■ Written instruction:
Output the full listing below exactly, without the pictures.

■ Raw data:
______________________________
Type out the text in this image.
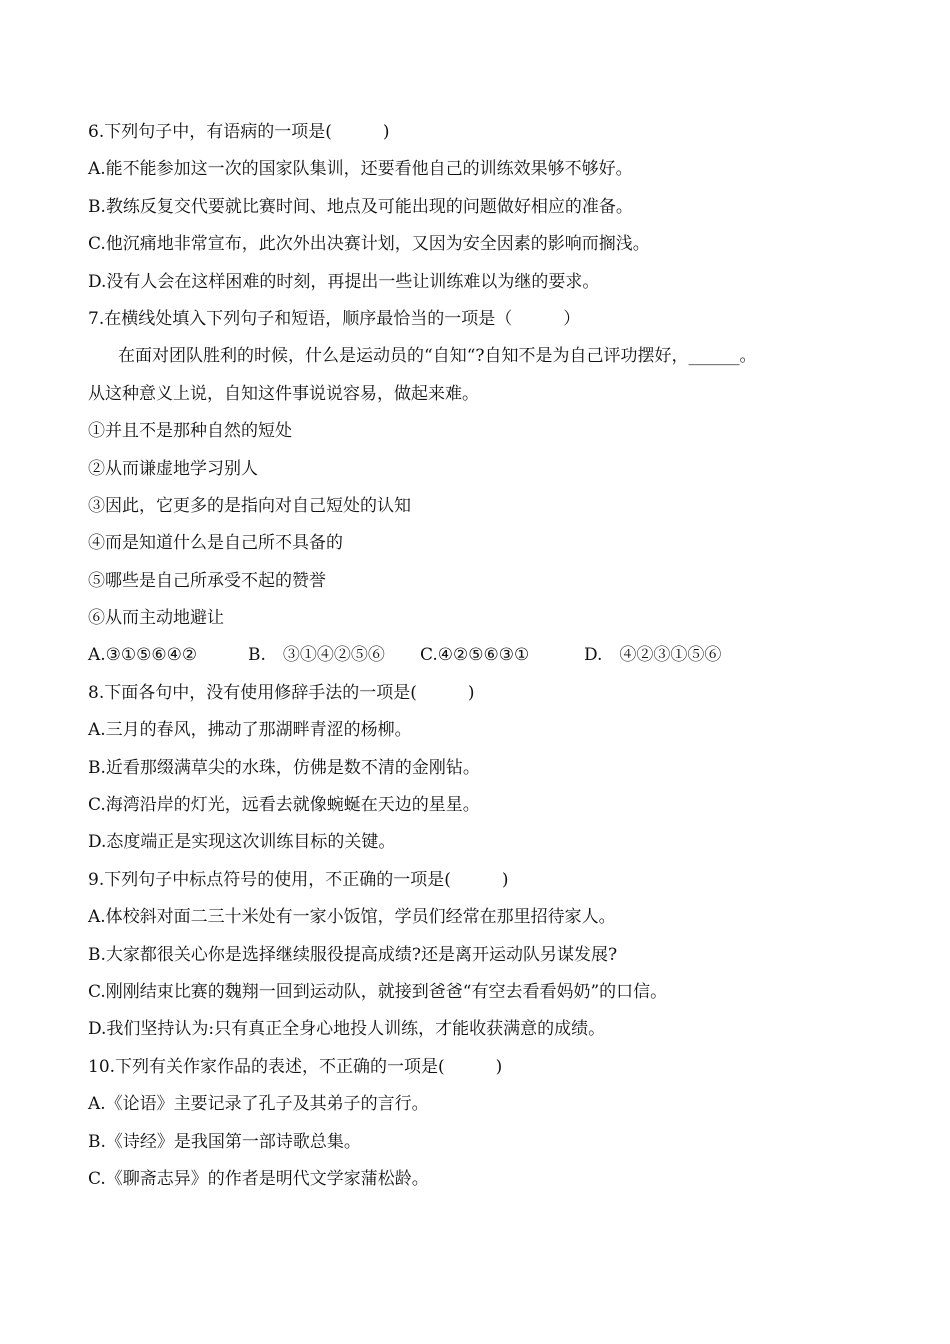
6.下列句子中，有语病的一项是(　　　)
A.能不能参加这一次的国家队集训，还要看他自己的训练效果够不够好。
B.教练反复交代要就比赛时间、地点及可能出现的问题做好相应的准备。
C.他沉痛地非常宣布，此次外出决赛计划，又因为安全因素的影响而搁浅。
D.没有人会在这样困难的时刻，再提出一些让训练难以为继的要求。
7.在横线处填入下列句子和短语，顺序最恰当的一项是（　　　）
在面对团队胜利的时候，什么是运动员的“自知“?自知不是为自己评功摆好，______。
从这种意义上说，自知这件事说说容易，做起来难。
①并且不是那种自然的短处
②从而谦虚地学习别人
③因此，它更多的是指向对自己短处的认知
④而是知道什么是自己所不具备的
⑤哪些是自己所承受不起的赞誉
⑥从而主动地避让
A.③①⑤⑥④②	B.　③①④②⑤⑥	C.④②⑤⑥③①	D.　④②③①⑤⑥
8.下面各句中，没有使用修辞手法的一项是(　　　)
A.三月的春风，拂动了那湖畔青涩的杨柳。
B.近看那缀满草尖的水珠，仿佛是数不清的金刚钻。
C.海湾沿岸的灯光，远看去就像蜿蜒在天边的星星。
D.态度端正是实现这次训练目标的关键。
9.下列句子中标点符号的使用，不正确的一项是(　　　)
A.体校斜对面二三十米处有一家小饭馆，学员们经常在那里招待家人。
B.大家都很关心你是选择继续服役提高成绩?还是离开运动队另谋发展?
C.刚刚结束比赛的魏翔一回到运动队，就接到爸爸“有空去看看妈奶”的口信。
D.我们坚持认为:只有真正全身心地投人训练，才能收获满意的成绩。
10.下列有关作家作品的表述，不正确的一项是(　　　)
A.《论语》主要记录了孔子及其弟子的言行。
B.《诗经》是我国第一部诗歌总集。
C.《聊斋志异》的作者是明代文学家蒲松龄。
______________________________
■ Written solution:
Type out the text in this image.
6.下列句子中，有语病的一项是(　　　)
A.能不能参加这一次的国家队集训，还要看他自己的训练效果够不够好。
B.教练反复交代要就比赛时间、地点及可能出现的问题做好相应的准备。
C.他沉痛地非常宣布，此次外出决赛计划，又因为安全因素的影响而搁浅。
D.没有人会在这样困难的时刻，再提出一些让训练难以为继的要求。
7.在横线处填入下列句子和短语，顺序最恰当的一项是（　　　）
在面对团队胜利的时候，什么是运动员的“自知“?自知不是为自己评功摆好，______。
从这种意义上说，自知这件事说说容易，做起来难。
①并且不是那种自然的短处
②从而谦虚地学习别人
③因此，它更多的是指向对自己短处的认知
④而是知道什么是自己所不具备的
⑤哪些是自己所承受不起的赞誉
⑥从而主动地避让
A.③①⑤⑥④②	B.　③①④②⑤⑥	C.④②⑤⑥③①	D.　④②③①⑤⑥
8.下面各句中，没有使用修辞手法的一项是(　　　)
A.三月的春风，拂动了那湖畔青涩的杨柳。
B.近看那缀满草尖的水珠，仿佛是数不清的金刚钻。
C.海湾沿岸的灯光，远看去就像蜿蜒在天边的星星。
D.态度端正是实现这次训练目标的关键。
9.下列句子中标点符号的使用，不正确的一项是(　　　)
A.体校斜对面二三十米处有一家小饭馆，学员们经常在那里招待家人。
B.大家都很关心你是选择继续服役提高成绩?还是离开运动队另谋发展?
C.刚刚结束比赛的魏翔一回到运动队，就接到爸爸“有空去看看妈奶”的口信。
D.我们坚持认为:只有真正全身心地投人训练，才能收获满意的成绩。
10.下列有关作家作品的表述，不正确的一项是(　　　)
A.《论语》主要记录了孔子及其弟子的言行。
B.《诗经》是我国第一部诗歌总集。
C.《聊斋志异》的作者是明代文学家蒲松龄。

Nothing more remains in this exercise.